● **Data records**
━━━

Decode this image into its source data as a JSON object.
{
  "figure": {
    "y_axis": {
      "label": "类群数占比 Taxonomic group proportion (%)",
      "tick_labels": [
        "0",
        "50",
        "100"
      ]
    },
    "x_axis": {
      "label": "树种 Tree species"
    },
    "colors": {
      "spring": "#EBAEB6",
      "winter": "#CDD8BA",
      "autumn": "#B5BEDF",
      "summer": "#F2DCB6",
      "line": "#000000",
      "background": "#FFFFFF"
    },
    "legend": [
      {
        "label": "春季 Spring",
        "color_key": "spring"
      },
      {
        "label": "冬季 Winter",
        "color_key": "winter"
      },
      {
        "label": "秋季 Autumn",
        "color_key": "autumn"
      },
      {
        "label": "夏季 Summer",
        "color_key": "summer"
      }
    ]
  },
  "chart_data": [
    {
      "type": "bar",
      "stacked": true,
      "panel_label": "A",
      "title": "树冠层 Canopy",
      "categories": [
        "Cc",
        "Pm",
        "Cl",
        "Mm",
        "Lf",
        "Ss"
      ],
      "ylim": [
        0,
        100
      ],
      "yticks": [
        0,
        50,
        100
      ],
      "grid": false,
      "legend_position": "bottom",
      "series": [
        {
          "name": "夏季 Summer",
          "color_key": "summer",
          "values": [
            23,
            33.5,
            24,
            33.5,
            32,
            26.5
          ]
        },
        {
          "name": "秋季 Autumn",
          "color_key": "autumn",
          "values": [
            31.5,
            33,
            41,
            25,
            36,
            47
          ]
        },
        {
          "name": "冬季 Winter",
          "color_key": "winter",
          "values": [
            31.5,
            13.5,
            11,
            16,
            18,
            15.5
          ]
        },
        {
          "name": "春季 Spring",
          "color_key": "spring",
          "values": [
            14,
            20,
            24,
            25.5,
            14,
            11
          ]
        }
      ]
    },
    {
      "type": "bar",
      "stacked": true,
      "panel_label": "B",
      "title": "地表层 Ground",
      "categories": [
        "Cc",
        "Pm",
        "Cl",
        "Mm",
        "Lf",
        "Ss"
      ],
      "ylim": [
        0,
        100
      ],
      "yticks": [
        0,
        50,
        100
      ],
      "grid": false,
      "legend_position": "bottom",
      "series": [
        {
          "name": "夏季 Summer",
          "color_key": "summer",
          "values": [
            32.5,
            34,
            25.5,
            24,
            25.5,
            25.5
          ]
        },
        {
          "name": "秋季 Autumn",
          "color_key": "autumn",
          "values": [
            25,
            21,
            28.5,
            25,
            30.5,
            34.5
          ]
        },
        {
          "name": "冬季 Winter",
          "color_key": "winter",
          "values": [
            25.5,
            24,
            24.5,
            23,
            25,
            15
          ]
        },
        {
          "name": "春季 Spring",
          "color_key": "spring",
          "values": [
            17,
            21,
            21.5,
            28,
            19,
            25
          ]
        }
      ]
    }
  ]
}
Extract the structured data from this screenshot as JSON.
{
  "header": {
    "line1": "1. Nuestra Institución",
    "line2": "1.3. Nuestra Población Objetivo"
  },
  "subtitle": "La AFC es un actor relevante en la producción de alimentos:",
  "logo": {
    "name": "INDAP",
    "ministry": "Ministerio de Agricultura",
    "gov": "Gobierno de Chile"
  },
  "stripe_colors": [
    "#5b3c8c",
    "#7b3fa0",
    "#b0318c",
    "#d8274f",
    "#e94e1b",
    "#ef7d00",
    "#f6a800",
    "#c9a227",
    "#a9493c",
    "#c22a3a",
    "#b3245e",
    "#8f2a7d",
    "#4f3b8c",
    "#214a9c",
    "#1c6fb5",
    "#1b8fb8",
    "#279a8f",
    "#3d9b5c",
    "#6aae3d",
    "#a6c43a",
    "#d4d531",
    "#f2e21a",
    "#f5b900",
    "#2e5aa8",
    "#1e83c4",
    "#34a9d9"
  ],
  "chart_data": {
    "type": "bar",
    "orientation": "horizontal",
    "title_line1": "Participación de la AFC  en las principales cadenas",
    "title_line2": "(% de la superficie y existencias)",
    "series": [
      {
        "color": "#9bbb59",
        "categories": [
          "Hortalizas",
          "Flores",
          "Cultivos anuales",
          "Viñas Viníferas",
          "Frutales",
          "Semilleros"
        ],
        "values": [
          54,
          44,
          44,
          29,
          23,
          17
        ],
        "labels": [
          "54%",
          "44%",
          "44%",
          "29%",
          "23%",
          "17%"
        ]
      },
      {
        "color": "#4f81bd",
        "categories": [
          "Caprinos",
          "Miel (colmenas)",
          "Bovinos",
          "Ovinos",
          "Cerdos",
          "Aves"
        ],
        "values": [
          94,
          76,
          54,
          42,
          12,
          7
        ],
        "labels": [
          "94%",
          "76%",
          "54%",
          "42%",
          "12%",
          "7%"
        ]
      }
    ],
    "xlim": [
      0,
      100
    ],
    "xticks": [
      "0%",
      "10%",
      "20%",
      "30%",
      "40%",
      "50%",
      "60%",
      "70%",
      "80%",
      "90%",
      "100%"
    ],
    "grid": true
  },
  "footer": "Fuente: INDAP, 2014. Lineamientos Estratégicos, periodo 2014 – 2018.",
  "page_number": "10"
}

━━━

● **EXERCISE REQUIREMENTS**
Write out every line exactly as it stands.

● **FULL OUTPUT**
Decode this image into its source data as a JSON object.
{
  "figure": {
    "y_axis": {
      "label": "类群数占比 Taxonomic group proportion (%)",
      "tick_labels": [
        "0",
        "50",
        "100"
      ]
    },
    "x_axis": {
      "label": "树种 Tree species"
    },
    "colors": {
      "spring": "#EBAEB6",
      "winter": "#CDD8BA",
      "autumn": "#B5BEDF",
      "summer": "#F2DCB6",
      "line": "#000000",
      "background": "#FFFFFF"
    },
    "legend": [
      {
        "label": "春季 Spring",
        "color_key": "spring"
      },
      {
        "label": "冬季 Winter",
        "color_key": "winter"
      },
      {
        "label": "秋季 Autumn",
        "color_key": "autumn"
      },
      {
        "label": "夏季 Summer",
        "color_key": "summer"
      }
    ]
  },
  "chart_data": [
    {
      "type": "bar",
      "stacked": true,
      "panel_label": "A",
      "title": "树冠层 Canopy",
      "categories": [
        "Cc",
        "Pm",
        "Cl",
        "Mm",
        "Lf",
        "Ss"
      ],
      "ylim": [
        0,
        100
      ],
      "yticks": [
        0,
        50,
        100
      ],
      "grid": false,
      "legend_position": "bottom",
      "series": [
        {
          "name": "夏季 Summer",
          "color_key": "summer",
          "values": [
            23,
            33.5,
            24,
            33.5,
            32,
            26.5
          ]
        },
        {
          "name": "秋季 Autumn",
          "color_key": "autumn",
          "values": [
            31.5,
            33,
            41,
            25,
            36,
            47
          ]
        },
        {
          "name": "冬季 Winter",
          "color_key": "winter",
          "values": [
            31.5,
            13.5,
            11,
            16,
            18,
            15.5
          ]
        },
        {
          "name": "春季 Spring",
          "color_key": "spring",
          "values": [
            14,
            20,
            24,
            25.5,
            14,
            11
          ]
        }
      ]
    },
    {
      "type": "bar",
      "stacked": true,
      "panel_label": "B",
      "title": "地表层 Ground",
      "categories": [
        "Cc",
        "Pm",
        "Cl",
        "Mm",
        "Lf",
        "Ss"
      ],
      "ylim": [
        0,
        100
      ],
      "yticks": [
        0,
        50,
        100
      ],
      "grid": false,
      "legend_position": "bottom",
      "series": [
        {
          "name": "夏季 Summer",
          "color_key": "summer",
          "values": [
            32.5,
            34,
            25.5,
            24,
            25.5,
            25.5
          ]
        },
        {
          "name": "秋季 Autumn",
          "color_key": "autumn",
          "values": [
            25,
            21,
            28.5,
            25,
            30.5,
            34.5
          ]
        },
        {
          "name": "冬季 Winter",
          "color_key": "winter",
          "values": [
            25.5,
            24,
            24.5,
            23,
            25,
            15
          ]
        },
        {
          "name": "春季 Spring",
          "color_key": "spring",
          "values": [
            17,
            21,
            21.5,
            28,
            19,
            25
          ]
        }
      ]
    }
  ]
}
Extract the structured data from this screenshot as JSON.
{
  "header": {
    "line1": "1. Nuestra Institución",
    "line2": "1.3. Nuestra Población Objetivo"
  },
  "subtitle": "La AFC es un actor relevante en la producción de alimentos:",
  "logo": {
    "name": "INDAP",
    "ministry": "Ministerio de Agricultura",
    "gov": "Gobierno de Chile"
  },
  "stripe_colors": [
    "#5b3c8c",
    "#7b3fa0",
    "#b0318c",
    "#d8274f",
    "#e94e1b",
    "#ef7d00",
    "#f6a800",
    "#c9a227",
    "#a9493c",
    "#c22a3a",
    "#b3245e",
    "#8f2a7d",
    "#4f3b8c",
    "#214a9c",
    "#1c6fb5",
    "#1b8fb8",
    "#279a8f",
    "#3d9b5c",
    "#6aae3d",
    "#a6c43a",
    "#d4d531",
    "#f2e21a",
    "#f5b900",
    "#2e5aa8",
    "#1e83c4",
    "#34a9d9"
  ],
  "chart_data": {
    "type": "bar",
    "orientation": "horizontal",
    "title_line1": "Participación de la AFC  en las principales cadenas",
    "title_line2": "(% de la superficie y existencias)",
    "series": [
      {
        "color": "#9bbb59",
        "categories": [
          "Hortalizas",
          "Flores",
          "Cultivos anuales",
          "Viñas Viníferas",
          "Frutales",
          "Semilleros"
        ],
        "values": [
          54,
          44,
          44,
          29,
          23,
          17
        ],
        "labels": [
          "54%",
          "44%",
          "44%",
          "29%",
          "23%",
          "17%"
        ]
      },
      {
        "color": "#4f81bd",
        "categories": [
          "Caprinos",
          "Miel (colmenas)",
          "Bovinos",
          "Ovinos",
          "Cerdos",
          "Aves"
        ],
        "values": [
          94,
          76,
          54,
          42,
          12,
          7
        ],
        "labels": [
          "94%",
          "76%",
          "54%",
          "42%",
          "12%",
          "7%"
        ]
      }
    ],
    "xlim": [
      0,
      100
    ],
    "xticks": [
      "0%",
      "10%",
      "20%",
      "30%",
      "40%",
      "50%",
      "60%",
      "70%",
      "80%",
      "90%",
      "100%"
    ],
    "grid": true
  },
  "footer": "Fuente: INDAP, 2014. Lineamientos Estratégicos, periodo 2014 – 2018.",
  "page_number": "10"
}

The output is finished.